- _PROBLEM_
Tally the lines with the word "nacimiento" and report the number alone.

- _Stored data_

● ● ● ●

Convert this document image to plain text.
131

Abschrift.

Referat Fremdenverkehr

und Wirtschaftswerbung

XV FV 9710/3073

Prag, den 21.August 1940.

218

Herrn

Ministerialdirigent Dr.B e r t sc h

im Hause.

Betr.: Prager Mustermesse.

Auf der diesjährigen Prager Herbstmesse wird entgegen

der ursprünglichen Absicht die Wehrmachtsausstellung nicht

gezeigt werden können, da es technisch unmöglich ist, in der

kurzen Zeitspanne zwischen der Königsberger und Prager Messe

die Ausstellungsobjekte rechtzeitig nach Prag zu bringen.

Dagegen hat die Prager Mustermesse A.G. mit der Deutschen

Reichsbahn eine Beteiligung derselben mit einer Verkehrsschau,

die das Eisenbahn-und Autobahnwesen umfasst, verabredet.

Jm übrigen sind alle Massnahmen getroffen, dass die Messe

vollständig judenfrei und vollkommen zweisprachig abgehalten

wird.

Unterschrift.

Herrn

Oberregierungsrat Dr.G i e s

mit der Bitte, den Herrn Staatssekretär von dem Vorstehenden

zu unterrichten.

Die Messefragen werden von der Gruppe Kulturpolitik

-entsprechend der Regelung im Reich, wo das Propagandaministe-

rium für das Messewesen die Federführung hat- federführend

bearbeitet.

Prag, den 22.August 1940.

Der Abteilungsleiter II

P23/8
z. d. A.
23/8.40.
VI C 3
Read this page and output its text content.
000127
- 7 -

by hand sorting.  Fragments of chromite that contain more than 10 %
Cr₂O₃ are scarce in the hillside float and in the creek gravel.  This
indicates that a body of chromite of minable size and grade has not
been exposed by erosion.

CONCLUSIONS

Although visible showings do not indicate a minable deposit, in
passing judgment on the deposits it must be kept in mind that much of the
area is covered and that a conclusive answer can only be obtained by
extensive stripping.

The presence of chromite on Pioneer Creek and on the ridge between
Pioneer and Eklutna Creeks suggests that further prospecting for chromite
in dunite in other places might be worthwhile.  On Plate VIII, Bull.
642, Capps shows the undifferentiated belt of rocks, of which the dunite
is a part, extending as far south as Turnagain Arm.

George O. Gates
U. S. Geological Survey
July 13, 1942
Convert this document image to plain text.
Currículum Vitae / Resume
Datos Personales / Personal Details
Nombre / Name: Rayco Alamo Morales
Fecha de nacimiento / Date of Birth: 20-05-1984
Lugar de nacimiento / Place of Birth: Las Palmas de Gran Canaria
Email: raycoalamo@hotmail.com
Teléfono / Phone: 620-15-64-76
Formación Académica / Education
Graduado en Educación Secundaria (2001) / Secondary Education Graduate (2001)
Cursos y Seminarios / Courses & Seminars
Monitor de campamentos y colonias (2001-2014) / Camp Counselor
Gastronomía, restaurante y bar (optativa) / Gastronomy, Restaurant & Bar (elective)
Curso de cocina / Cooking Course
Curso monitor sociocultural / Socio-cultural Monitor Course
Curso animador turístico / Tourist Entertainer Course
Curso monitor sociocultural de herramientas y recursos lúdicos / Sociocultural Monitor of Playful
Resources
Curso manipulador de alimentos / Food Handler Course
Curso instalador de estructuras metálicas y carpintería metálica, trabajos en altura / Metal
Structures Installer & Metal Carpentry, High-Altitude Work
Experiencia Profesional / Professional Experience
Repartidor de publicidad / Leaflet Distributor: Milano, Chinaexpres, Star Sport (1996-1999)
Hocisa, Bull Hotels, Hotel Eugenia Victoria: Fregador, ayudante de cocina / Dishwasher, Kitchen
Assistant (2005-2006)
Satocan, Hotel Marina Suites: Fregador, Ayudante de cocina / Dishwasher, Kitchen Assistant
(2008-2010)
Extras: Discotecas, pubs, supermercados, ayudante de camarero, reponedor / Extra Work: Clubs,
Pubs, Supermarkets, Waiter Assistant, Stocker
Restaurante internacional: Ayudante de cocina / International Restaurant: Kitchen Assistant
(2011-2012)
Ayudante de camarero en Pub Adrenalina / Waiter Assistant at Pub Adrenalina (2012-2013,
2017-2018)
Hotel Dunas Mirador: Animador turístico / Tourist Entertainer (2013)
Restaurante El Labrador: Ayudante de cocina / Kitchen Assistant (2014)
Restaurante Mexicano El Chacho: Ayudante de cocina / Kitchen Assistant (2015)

● ● ● ●

- _FULL RESPONSE_
2